▽
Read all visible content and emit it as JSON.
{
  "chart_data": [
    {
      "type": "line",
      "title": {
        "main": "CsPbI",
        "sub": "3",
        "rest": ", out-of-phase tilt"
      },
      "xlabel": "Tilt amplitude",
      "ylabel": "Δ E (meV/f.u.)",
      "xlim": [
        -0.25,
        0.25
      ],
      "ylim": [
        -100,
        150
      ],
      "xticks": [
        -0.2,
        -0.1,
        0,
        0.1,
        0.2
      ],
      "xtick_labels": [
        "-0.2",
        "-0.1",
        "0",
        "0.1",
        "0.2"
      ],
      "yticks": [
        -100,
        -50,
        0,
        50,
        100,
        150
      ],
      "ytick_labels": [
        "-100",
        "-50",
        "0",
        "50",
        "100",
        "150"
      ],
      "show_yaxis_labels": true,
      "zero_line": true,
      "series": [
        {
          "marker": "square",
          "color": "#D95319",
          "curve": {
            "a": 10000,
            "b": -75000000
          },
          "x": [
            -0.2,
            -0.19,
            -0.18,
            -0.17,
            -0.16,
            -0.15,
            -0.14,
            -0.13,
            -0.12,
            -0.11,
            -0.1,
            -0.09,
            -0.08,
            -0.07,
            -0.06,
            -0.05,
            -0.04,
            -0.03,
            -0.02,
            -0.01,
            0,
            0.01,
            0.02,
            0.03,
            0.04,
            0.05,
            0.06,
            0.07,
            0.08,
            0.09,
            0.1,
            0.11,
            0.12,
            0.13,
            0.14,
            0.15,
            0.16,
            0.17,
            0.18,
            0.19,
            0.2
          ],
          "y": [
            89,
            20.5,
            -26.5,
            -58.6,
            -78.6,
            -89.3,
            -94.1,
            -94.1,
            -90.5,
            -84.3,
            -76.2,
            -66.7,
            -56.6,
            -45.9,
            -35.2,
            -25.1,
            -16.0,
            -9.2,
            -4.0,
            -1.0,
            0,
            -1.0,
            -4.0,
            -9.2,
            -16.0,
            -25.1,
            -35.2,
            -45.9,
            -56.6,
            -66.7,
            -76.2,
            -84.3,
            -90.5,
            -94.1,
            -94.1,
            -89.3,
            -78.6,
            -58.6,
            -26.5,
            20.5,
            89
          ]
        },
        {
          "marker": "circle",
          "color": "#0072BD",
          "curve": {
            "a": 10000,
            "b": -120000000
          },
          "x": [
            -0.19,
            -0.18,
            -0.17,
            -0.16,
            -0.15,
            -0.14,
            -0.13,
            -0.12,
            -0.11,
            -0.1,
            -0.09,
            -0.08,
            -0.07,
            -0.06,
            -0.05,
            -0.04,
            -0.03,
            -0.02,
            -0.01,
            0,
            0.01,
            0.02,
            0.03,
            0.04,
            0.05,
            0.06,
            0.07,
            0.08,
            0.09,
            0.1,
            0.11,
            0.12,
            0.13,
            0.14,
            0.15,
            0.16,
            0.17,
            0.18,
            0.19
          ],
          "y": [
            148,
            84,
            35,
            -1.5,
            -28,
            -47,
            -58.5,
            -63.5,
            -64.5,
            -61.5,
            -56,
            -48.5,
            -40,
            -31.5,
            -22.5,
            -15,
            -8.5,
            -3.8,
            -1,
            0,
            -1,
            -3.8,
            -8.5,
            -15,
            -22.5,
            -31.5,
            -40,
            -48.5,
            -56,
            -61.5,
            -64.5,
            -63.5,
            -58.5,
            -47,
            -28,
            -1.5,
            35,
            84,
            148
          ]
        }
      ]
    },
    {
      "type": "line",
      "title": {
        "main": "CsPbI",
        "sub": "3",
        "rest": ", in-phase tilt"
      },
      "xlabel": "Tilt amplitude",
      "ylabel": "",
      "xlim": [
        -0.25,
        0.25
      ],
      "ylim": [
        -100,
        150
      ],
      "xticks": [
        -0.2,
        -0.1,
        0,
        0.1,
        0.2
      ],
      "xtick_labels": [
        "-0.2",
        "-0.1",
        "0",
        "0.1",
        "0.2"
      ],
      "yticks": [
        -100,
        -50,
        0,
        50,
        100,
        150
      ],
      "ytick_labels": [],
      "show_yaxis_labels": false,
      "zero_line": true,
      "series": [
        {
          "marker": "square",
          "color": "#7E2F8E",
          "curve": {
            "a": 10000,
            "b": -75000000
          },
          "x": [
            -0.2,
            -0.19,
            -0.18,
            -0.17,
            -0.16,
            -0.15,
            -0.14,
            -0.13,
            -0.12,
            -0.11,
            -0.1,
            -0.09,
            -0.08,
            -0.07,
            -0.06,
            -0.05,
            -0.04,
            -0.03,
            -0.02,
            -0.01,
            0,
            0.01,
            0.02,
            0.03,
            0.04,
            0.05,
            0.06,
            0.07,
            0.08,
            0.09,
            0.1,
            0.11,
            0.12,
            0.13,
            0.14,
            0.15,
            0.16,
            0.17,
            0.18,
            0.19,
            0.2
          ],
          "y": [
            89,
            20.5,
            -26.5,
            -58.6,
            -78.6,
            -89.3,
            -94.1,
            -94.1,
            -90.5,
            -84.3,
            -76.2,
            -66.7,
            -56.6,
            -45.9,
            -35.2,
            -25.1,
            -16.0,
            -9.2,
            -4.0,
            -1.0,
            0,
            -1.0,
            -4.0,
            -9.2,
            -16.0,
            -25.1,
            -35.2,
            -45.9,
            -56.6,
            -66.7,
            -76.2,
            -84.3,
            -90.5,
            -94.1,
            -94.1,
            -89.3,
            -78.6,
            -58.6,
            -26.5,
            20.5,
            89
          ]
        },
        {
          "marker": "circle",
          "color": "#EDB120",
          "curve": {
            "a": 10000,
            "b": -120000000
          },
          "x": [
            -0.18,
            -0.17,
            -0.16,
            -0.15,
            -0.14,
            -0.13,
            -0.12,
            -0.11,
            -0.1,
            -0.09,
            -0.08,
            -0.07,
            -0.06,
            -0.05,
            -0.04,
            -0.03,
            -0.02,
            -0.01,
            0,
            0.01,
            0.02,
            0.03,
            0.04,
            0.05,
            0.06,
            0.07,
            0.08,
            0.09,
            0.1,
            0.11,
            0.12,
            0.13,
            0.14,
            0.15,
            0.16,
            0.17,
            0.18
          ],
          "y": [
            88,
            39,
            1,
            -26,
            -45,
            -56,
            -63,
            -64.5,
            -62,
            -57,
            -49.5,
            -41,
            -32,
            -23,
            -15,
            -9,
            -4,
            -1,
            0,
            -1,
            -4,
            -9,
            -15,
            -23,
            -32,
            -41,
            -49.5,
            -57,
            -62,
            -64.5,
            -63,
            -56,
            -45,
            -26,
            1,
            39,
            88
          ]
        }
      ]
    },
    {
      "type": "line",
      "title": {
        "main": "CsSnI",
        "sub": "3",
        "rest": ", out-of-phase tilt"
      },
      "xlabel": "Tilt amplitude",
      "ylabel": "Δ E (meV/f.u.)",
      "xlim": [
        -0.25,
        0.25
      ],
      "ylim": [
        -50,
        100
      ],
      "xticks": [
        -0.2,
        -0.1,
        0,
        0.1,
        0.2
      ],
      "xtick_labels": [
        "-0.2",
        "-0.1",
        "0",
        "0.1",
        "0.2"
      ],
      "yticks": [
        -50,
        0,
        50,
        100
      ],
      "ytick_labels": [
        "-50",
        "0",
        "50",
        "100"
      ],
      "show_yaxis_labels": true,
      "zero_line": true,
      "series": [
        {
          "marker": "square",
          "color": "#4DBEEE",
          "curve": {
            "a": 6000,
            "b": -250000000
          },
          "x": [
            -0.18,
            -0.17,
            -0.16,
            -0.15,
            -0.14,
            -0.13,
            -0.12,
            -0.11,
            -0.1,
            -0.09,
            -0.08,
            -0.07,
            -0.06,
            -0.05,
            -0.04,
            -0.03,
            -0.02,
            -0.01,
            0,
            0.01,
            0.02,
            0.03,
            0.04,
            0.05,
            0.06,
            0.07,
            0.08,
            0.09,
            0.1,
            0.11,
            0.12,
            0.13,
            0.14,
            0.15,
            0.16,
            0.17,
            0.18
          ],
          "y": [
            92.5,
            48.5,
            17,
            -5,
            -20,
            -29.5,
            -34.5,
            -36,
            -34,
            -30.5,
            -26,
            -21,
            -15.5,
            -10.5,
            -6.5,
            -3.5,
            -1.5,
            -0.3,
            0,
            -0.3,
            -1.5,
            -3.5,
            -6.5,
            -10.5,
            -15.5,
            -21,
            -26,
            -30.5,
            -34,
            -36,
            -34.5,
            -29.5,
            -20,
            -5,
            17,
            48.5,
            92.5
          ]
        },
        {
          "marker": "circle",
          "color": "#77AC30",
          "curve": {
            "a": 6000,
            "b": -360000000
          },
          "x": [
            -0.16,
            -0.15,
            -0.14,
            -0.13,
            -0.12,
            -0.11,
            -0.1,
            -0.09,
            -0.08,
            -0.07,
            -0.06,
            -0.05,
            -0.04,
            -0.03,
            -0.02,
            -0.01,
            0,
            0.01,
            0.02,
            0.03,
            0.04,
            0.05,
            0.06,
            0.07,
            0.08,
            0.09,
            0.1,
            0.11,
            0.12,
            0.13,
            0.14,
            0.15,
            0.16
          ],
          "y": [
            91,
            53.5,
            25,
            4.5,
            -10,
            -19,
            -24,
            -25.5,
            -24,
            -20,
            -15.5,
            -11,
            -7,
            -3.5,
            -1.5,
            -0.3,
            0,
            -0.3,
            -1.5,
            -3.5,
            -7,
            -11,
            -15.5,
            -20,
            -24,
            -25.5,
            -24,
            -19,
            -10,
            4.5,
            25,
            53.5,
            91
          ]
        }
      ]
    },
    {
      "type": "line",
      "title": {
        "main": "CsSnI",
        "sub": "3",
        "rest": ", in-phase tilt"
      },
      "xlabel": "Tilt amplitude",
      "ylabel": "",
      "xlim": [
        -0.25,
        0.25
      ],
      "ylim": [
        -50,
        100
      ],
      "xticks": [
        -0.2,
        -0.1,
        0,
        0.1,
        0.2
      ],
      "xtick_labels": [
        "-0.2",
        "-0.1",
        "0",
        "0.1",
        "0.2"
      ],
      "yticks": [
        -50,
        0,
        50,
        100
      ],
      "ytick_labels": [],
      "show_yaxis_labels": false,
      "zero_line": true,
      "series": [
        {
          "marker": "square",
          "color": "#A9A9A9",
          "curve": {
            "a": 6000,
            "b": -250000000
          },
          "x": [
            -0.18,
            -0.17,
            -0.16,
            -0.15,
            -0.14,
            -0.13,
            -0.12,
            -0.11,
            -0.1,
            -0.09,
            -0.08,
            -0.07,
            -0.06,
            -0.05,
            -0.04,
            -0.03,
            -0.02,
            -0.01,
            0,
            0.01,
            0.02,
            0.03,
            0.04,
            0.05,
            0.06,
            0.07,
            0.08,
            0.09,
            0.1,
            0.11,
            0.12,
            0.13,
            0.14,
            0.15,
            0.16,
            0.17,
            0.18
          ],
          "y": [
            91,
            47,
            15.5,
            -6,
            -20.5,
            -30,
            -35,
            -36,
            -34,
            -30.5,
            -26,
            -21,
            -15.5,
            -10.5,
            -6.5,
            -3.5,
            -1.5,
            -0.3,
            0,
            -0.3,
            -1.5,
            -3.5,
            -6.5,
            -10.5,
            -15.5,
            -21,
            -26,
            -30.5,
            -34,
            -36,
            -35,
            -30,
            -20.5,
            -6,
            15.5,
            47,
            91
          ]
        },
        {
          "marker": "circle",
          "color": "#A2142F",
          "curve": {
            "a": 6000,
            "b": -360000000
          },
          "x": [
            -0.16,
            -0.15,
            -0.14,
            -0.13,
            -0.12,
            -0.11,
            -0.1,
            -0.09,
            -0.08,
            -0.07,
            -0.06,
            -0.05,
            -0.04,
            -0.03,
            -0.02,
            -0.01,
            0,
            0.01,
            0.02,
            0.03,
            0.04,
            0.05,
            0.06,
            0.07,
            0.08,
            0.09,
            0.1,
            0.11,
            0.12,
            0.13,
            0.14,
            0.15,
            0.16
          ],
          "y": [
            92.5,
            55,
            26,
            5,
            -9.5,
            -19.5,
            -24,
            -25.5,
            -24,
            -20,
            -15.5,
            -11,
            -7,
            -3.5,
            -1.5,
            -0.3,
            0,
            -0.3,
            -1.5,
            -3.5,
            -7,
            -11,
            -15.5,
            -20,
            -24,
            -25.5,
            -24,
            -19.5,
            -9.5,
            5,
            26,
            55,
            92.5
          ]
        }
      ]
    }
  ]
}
△
Using the listing, copy every line where the word "color" shows up.

_The result_:
          "color": "#D95319",
          "color": "#0072BD",
          "color": "#7E2F8E",
          "color": "#EDB120",
          "color": "#4DBEEE",
          "color": "#77AC30",
          "color": "#A9A9A9",
          "color": "#A2142F",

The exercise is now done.